- Records shown
Begin

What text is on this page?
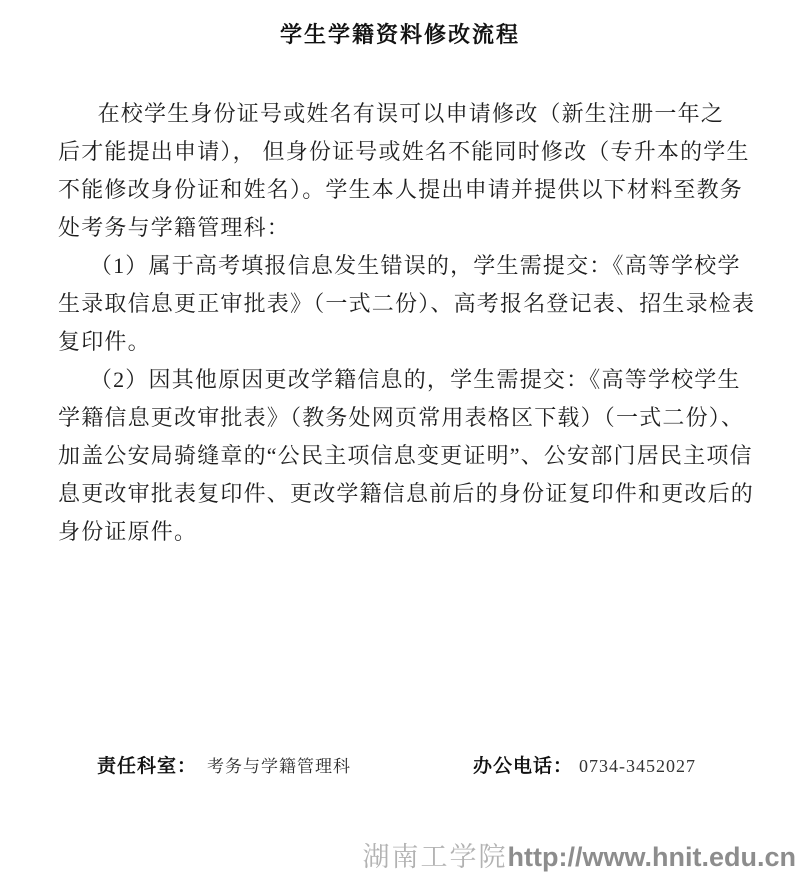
学生学籍资料修改流程
在校学生身份证号或姓名有误可以申请修改（新生注册一年之
后才能提出申请）， 但身份证号或姓名不能同时修改（专升本的学生
不能修改身份证和姓名）。学生本人提出申请并提供以下材料至教务
处考务与学籍管理科：
（1）属于高考填报信息发生错误的，学生需提交：《高等学校学
生录取信息更正审批表》（一式二份）、高考报名登记表、招生录检表
复印件。
（2）因其他原因更改学籍信息的，学生需提交：《高等学校学生
学籍信息更改审批表》（教务处网页常用表格区下载）（一式二份）、
加盖公安局骑缝章的“公民主项信息变更证明”、公安部门居民主项信
息更改审批表复印件、更改学籍信息前后的身份证复印件和更改后的
身份证原件。
责任科室： 考务与学籍管理科	办公电话： 0734-3452027
湖南工学院http://www.hnit.edu.cn
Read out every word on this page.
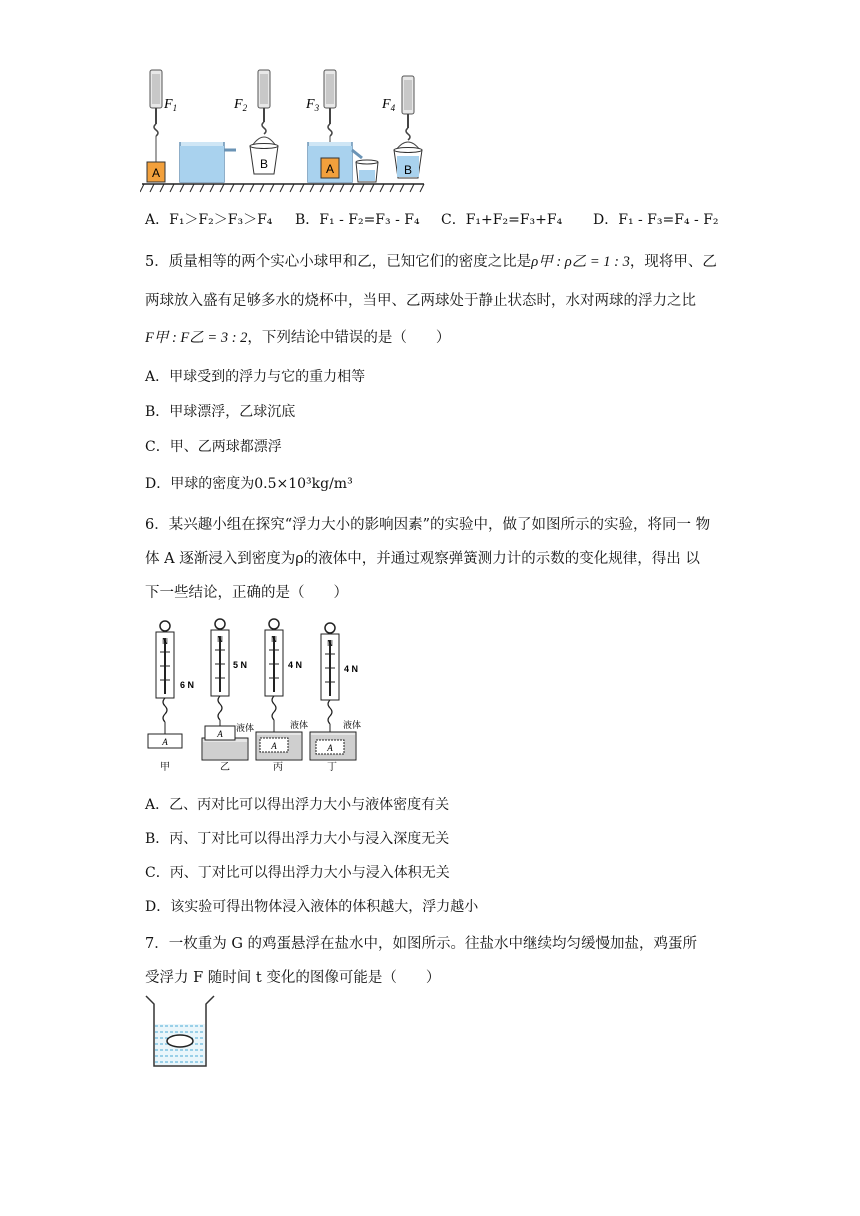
A
$F_1$
B
$F_2$
A
$F_3$
B
$F_4$
A．F₁＞F₂＞F₃＞F₄ B．F₁ - F₂=F₃ - F₄ C．F₁+F₂=F₃+F₄ D．F₁ - F₃=F₄ - F₂
5．质量相等的两个实心小球甲和乙，已知它们的密度之比是ρ甲 : ρ乙 = 1 : 3，现将甲、乙
两球放入盛有足够多水的烧杯中，当甲、乙两球处于静止状态时，水对两球的浮力之比
F甲 : F乙 = 3 : 2，下列结论中错误的是（　　）
A．甲球受到的浮力与它的重力相等
B．甲球漂浮，乙球沉底
C．甲、乙两球都漂浮
D．甲球的密度为0.5×10³kg/m³
6．某兴趣小组在探究“浮力大小的影响因素”的实验中，做了如图所示的实验，将同一 物
体 A 逐渐浸入到密度为ρ的液体中，并通过观察弹簧测力计的示数的变化规律，得出 以
下一些结论，正确的是（　　）
N
A
6 N
甲
N
A
5 N
液体
乙
N
A
4 N
液体
丙
N
A
4 N
液体
丁
A．乙、丙对比可以得出浮力大小与液体密度有关
B．丙、丁对比可以得出浮力大小与浸入深度无关
C．丙、丁对比可以得出浮力大小与浸入体积无关
D．该实验可得出物体浸入液体的体积越大，浮力越小
7．一枚重为 G 的鸡蛋悬浮在盐水中，如图所示。往盐水中继续均匀缓慢加盐，鸡蛋所
受浮力 F 随时间 t 变化的图像可能是（　　）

End

- Exercise brief
Leave out the pictures and retype every line above exactly.

- Task output
What text is on this page?
学生学籍资料修改流程
在校学生身份证号或姓名有误可以申请修改（新生注册一年之
后才能提出申请）， 但身份证号或姓名不能同时修改（专升本的学生
不能修改身份证和姓名）。学生本人提出申请并提供以下材料至教务
处考务与学籍管理科：
（1）属于高考填报信息发生错误的，学生需提交：《高等学校学
生录取信息更正审批表》（一式二份）、高考报名登记表、招生录检表
复印件。
（2）因其他原因更改学籍信息的，学生需提交：《高等学校学生
学籍信息更改审批表》（教务处网页常用表格区下载）（一式二份）、
加盖公安局骑缝章的“公民主项信息变更证明”、公安部门居民主项信
息更改审批表复印件、更改学籍信息前后的身份证复印件和更改后的
身份证原件。
责任科室： 考务与学籍管理科	办公电话： 0734-3452027
湖南工学院http://www.hnit.edu.cn
Read out every word on this page.
A
$F_1$
B
$F_2$
A
$F_3$
B
$F_4$
A．F₁＞F₂＞F₃＞F₄ B．F₁ - F₂=F₃ - F₄ C．F₁+F₂=F₃+F₄ D．F₁ - F₃=F₄ - F₂
5．质量相等的两个实心小球甲和乙，已知它们的密度之比是ρ甲 : ρ乙 = 1 : 3，现将甲、乙
两球放入盛有足够多水的烧杯中，当甲、乙两球处于静止状态时，水对两球的浮力之比
F甲 : F乙 = 3 : 2，下列结论中错误的是（　　）
A．甲球受到的浮力与它的重力相等
B．甲球漂浮，乙球沉底
C．甲、乙两球都漂浮
D．甲球的密度为0.5×10³kg/m³
6．某兴趣小组在探究“浮力大小的影响因素”的实验中，做了如图所示的实验，将同一 物
体 A 逐渐浸入到密度为ρ的液体中，并通过观察弹簧测力计的示数的变化规律，得出 以
下一些结论，正确的是（　　）
N
A
6 N
甲
N
A
5 N
液体
乙
N
A
4 N
液体
丙
N
A
4 N
液体
丁
A．乙、丙对比可以得出浮力大小与液体密度有关
B．丙、丁对比可以得出浮力大小与浸入深度无关
C．丙、丁对比可以得出浮力大小与浸入体积无关
D．该实验可得出物体浸入液体的体积越大，浮力越小
7．一枚重为 G 的鸡蛋悬浮在盐水中，如图所示。往盐水中继续均匀缓慢加盐，鸡蛋所
受浮力 F 随时间 t 变化的图像可能是（　　）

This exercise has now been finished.